> **Aim**:
Looking at the listing beneath, work out how many lines hold "prefix" and report only that figure.

> **Information shown**:
****************

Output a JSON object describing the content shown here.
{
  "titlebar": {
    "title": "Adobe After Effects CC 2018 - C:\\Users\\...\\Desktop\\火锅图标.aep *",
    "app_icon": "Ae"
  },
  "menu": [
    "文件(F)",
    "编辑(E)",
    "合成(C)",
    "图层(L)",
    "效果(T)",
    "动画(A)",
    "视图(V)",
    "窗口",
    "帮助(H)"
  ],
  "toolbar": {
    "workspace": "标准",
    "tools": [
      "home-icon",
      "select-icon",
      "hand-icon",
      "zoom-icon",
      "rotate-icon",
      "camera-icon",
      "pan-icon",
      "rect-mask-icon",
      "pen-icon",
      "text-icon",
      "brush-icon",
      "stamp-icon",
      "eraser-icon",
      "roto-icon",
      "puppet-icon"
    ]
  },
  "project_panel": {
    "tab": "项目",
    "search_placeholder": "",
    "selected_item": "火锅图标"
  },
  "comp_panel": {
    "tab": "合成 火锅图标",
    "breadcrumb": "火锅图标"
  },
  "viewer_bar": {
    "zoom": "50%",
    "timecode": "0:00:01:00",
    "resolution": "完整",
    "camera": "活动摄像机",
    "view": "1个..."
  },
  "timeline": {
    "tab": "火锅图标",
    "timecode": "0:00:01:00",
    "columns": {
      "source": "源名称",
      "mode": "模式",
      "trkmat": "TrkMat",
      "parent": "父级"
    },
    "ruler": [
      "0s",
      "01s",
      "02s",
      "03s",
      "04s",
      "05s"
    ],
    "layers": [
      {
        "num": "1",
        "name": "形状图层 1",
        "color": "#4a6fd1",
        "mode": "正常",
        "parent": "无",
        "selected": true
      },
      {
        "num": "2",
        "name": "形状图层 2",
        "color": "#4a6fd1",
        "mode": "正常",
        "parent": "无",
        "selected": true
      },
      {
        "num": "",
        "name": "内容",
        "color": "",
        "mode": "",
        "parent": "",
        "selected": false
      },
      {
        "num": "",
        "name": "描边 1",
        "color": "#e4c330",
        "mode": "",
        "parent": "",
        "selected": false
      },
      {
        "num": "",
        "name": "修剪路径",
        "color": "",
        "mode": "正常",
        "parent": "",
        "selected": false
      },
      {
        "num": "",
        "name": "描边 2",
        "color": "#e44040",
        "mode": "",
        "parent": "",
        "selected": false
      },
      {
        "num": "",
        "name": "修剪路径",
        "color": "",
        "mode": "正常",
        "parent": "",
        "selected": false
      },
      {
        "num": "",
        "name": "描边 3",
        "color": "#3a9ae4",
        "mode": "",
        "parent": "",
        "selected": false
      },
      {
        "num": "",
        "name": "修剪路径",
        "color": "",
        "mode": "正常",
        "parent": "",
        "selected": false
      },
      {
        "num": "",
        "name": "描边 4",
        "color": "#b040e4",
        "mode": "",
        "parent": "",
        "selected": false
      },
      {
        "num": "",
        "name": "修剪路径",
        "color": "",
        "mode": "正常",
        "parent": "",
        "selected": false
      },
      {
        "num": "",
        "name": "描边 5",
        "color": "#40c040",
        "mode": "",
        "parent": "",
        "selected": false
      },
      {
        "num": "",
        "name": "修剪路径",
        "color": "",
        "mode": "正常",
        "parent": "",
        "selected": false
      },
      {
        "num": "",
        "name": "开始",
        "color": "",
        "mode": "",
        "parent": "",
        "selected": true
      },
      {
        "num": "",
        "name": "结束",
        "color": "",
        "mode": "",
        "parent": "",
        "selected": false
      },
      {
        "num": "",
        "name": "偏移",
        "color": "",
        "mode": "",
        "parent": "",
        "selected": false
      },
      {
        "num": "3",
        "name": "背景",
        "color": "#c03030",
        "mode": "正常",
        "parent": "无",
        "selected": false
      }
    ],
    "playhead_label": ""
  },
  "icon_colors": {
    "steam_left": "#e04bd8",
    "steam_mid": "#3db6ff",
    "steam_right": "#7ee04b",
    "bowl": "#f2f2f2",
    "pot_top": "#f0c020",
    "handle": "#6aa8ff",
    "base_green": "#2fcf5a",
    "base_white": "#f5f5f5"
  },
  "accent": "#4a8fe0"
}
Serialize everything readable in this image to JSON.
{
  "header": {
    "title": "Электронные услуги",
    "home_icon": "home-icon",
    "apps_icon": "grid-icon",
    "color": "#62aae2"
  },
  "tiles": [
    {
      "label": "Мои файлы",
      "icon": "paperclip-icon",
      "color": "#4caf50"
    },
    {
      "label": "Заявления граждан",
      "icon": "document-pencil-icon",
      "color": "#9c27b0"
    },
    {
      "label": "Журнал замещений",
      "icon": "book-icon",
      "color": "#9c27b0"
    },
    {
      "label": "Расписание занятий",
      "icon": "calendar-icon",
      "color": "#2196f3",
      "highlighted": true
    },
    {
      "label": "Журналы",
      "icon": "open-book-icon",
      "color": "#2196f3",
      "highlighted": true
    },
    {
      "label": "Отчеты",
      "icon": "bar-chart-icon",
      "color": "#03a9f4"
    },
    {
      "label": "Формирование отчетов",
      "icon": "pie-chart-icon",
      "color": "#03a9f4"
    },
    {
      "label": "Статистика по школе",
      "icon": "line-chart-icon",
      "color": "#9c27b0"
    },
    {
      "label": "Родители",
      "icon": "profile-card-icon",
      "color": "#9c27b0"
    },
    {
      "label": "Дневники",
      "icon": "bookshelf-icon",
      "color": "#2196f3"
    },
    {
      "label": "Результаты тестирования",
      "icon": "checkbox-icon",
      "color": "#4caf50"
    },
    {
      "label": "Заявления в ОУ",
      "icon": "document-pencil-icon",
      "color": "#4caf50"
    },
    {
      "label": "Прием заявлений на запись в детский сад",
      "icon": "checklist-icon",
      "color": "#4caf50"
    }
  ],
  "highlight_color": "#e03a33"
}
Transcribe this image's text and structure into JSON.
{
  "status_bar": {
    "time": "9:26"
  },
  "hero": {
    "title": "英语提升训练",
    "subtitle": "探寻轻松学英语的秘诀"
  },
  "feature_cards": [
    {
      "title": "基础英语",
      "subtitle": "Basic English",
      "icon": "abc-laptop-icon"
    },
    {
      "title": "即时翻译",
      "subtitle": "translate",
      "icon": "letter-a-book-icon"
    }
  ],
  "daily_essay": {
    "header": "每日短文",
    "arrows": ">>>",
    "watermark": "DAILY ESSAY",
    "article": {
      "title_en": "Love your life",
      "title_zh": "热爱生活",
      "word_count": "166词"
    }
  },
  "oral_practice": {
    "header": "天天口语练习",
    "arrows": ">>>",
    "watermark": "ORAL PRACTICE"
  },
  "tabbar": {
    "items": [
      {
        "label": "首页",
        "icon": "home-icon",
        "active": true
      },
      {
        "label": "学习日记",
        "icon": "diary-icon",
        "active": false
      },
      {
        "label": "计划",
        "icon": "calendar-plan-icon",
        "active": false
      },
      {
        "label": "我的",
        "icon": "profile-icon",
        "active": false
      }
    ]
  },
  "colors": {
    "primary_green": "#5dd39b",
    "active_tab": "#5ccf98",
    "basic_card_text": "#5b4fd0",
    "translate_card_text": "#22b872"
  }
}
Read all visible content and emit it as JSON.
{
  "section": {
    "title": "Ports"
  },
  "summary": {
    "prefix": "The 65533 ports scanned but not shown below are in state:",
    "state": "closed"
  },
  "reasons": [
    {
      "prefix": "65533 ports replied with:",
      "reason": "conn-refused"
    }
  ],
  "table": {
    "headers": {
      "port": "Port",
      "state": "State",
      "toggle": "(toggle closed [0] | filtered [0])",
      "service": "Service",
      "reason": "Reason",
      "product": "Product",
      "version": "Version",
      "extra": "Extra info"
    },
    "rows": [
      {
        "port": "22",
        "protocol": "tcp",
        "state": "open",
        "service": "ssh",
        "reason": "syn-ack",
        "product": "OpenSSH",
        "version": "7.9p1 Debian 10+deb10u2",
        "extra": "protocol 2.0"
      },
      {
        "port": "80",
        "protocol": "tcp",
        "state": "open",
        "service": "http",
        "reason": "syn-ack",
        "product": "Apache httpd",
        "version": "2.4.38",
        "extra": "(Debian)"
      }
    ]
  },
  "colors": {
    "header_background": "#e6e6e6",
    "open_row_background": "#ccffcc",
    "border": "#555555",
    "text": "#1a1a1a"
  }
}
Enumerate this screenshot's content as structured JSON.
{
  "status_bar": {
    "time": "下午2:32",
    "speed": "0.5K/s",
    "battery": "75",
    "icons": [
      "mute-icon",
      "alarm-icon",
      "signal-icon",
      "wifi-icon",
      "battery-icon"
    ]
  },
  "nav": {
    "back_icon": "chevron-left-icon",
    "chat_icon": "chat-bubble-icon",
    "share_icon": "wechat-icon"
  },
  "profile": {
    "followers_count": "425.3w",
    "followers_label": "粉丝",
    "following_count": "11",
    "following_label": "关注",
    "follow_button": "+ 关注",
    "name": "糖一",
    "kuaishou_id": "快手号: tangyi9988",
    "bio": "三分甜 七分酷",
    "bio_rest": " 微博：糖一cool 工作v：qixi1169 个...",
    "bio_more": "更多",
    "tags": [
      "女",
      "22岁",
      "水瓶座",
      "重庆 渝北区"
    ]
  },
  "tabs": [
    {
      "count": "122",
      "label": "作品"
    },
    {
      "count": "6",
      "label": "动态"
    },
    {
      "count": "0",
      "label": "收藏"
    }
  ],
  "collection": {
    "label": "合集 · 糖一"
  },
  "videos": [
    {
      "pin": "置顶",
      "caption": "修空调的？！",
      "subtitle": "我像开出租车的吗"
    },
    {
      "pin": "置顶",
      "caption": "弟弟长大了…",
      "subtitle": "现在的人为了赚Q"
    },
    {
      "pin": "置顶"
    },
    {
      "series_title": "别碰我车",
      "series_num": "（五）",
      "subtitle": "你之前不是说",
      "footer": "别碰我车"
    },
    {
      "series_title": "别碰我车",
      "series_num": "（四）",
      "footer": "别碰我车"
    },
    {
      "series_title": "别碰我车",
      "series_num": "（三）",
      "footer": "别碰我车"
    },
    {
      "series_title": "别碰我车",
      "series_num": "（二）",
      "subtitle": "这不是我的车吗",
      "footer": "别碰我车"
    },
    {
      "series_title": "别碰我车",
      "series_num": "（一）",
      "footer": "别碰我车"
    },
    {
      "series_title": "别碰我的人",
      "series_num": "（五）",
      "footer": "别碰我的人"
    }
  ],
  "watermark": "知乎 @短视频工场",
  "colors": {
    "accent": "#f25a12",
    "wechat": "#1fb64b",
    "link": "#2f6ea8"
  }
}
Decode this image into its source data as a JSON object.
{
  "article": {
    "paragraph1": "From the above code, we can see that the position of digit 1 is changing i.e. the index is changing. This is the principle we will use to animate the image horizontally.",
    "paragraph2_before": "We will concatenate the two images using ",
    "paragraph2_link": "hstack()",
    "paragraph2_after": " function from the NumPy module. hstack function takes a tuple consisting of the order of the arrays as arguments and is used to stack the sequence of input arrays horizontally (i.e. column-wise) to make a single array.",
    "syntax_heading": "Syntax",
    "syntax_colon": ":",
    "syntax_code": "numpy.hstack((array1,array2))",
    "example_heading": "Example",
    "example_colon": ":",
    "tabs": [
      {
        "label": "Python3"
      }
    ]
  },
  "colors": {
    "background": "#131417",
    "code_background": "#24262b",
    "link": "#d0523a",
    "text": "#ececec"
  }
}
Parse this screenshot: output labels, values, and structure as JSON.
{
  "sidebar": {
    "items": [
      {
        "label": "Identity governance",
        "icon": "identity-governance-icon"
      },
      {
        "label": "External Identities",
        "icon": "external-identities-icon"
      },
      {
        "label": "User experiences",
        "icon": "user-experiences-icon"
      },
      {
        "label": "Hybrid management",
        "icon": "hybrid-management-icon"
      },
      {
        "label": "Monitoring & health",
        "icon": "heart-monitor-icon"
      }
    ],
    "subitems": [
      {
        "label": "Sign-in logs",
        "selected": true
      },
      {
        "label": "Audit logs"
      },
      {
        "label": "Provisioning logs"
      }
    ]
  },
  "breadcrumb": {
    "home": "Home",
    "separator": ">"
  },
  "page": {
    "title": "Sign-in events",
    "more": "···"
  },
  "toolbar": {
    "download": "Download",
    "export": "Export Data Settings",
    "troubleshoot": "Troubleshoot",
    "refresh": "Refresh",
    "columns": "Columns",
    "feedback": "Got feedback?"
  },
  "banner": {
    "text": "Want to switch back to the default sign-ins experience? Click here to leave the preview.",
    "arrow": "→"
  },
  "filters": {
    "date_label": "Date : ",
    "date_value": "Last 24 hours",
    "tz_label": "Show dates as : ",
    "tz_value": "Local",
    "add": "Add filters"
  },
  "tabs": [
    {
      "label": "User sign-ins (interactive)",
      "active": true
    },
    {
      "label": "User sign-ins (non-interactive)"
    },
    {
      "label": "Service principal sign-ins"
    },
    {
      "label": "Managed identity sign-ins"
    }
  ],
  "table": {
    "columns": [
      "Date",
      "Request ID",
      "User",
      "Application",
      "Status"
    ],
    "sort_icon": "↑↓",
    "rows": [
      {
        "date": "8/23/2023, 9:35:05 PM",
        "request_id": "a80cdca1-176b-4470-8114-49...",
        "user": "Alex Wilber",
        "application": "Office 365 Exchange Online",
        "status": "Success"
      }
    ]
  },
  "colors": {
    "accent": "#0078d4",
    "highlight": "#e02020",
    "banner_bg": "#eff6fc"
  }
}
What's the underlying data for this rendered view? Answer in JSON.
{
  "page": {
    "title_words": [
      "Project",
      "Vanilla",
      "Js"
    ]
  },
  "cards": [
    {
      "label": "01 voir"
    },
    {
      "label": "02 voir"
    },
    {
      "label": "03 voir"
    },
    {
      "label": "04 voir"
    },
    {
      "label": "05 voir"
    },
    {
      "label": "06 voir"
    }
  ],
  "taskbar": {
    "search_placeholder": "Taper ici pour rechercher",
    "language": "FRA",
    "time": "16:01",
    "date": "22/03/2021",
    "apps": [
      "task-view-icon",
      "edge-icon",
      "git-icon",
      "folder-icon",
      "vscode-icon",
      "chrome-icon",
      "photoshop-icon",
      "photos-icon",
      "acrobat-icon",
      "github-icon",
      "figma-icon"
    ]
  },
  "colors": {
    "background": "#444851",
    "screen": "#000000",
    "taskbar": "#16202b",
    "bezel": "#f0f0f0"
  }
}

****************

> **Reply to the exercise**:
2